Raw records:
- - - - - - -

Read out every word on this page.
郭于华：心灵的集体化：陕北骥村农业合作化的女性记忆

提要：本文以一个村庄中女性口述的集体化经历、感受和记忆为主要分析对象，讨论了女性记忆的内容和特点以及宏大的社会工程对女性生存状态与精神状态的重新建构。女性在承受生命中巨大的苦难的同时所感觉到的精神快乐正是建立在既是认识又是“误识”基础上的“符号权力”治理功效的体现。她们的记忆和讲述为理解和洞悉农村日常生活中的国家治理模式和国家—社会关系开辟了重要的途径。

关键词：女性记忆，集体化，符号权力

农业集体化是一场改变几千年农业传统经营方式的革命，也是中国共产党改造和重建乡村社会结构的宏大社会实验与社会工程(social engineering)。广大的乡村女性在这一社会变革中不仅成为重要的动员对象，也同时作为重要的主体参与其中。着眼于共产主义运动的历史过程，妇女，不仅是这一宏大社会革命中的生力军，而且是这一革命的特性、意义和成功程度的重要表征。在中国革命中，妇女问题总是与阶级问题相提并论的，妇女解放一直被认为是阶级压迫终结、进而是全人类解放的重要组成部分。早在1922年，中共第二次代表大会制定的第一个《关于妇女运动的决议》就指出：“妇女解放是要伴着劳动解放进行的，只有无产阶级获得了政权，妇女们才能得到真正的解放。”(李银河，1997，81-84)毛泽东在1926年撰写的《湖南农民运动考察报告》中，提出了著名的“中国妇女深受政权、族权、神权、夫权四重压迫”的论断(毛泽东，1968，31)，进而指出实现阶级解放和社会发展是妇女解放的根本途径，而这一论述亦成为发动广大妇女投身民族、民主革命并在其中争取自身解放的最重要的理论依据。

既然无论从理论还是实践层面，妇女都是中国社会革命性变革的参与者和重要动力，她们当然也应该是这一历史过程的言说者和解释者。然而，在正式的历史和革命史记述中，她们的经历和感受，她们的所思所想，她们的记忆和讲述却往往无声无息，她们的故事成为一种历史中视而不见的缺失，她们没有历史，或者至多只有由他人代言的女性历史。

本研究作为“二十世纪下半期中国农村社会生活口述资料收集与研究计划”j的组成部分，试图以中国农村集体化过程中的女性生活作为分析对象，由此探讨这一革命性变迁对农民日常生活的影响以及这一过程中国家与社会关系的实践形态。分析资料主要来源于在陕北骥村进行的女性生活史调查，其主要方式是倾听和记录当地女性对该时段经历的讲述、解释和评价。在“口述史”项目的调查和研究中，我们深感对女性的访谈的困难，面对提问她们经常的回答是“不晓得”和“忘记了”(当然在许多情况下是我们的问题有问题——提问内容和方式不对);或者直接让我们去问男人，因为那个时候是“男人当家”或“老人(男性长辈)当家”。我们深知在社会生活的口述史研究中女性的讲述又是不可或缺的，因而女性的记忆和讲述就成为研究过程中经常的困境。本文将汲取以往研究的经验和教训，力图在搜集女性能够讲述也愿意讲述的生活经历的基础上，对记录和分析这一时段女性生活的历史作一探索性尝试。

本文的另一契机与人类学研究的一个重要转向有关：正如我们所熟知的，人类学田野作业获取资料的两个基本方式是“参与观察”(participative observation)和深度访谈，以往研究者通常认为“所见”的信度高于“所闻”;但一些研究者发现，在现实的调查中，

- - - - - - -

**What needs to be done:** Everything in the listing above should be restated exactly.

**Completed task:**
Read out every word on this page.
郭于华：心灵的集体化：陕北骥村农业合作化的女性记忆

提要：本文以一个村庄中女性口述的集体化经历、感受和记忆为主要分析对象，讨论了女性记忆的内容和特点以及宏大的社会工程对女性生存状态与精神状态的重新建构。女性在承受生命中巨大的苦难的同时所感觉到的精神快乐正是建立在既是认识又是“误识”基础上的“符号权力”治理功效的体现。她们的记忆和讲述为理解和洞悉农村日常生活中的国家治理模式和国家—社会关系开辟了重要的途径。

关键词：女性记忆，集体化，符号权力

农业集体化是一场改变几千年农业传统经营方式的革命，也是中国共产党改造和重建乡村社会结构的宏大社会实验与社会工程(social engineering)。广大的乡村女性在这一社会变革中不仅成为重要的动员对象，也同时作为重要的主体参与其中。着眼于共产主义运动的历史过程，妇女，不仅是这一宏大社会革命中的生力军，而且是这一革命的特性、意义和成功程度的重要表征。在中国革命中，妇女问题总是与阶级问题相提并论的，妇女解放一直被认为是阶级压迫终结、进而是全人类解放的重要组成部分。早在1922年，中共第二次代表大会制定的第一个《关于妇女运动的决议》就指出：“妇女解放是要伴着劳动解放进行的，只有无产阶级获得了政权，妇女们才能得到真正的解放。”(李银河，1997，81-84)毛泽东在1926年撰写的《湖南农民运动考察报告》中，提出了著名的“中国妇女深受政权、族权、神权、夫权四重压迫”的论断(毛泽东，1968，31)，进而指出实现阶级解放和社会发展是妇女解放的根本途径，而这一论述亦成为发动广大妇女投身民族、民主革命并在其中争取自身解放的最重要的理论依据。

既然无论从理论还是实践层面，妇女都是中国社会革命性变革的参与者和重要动力，她们当然也应该是这一历史过程的言说者和解释者。然而，在正式的历史和革命史记述中，她们的经历和感受，她们的所思所想，她们的记忆和讲述却往往无声无息，她们的故事成为一种历史中视而不见的缺失，她们没有历史，或者至多只有由他人代言的女性历史。

本研究作为“二十世纪下半期中国农村社会生活口述资料收集与研究计划”j的组成部分，试图以中国农村集体化过程中的女性生活作为分析对象，由此探讨这一革命性变迁对农民日常生活的影响以及这一过程中国家与社会关系的实践形态。分析资料主要来源于在陕北骥村进行的女性生活史调查，其主要方式是倾听和记录当地女性对该时段经历的讲述、解释和评价。在“口述史”项目的调查和研究中，我们深感对女性的访谈的困难，面对提问她们经常的回答是“不晓得”和“忘记了”(当然在许多情况下是我们的问题有问题——提问内容和方式不对);或者直接让我们去问男人，因为那个时候是“男人当家”或“老人(男性长辈)当家”。我们深知在社会生活的口述史研究中女性的讲述又是不可或缺的，因而女性的记忆和讲述就成为研究过程中经常的困境。本文将汲取以往研究的经验和教训，力图在搜集女性能够讲述也愿意讲述的生活经历的基础上，对记录和分析这一时段女性生活的历史作一探索性尝试。

本文的另一契机与人类学研究的一个重要转向有关：正如我们所熟知的，人类学田野作业获取资料的两个基本方式是“参与观察”(participative observation)和深度访谈，以往研究者通常认为“所见”的信度高于“所闻”;但一些研究者发现，在现实的调查中，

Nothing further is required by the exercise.